**Task statement:**
Return all lines from the listing below in which the string "blob" occurs.

**Dataset entries:**
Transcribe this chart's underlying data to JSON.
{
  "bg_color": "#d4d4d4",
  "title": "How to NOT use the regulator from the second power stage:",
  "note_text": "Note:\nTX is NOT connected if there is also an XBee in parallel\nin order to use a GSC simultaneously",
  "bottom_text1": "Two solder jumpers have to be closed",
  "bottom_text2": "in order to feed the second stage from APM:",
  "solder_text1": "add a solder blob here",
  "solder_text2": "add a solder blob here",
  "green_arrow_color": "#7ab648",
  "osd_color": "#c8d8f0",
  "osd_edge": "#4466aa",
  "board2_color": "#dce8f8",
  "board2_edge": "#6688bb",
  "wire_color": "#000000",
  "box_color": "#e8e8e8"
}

**Solution for this exercise:**
  "solder_text1": "add a solder blob here",
  "solder_text2": "add a solder blob here",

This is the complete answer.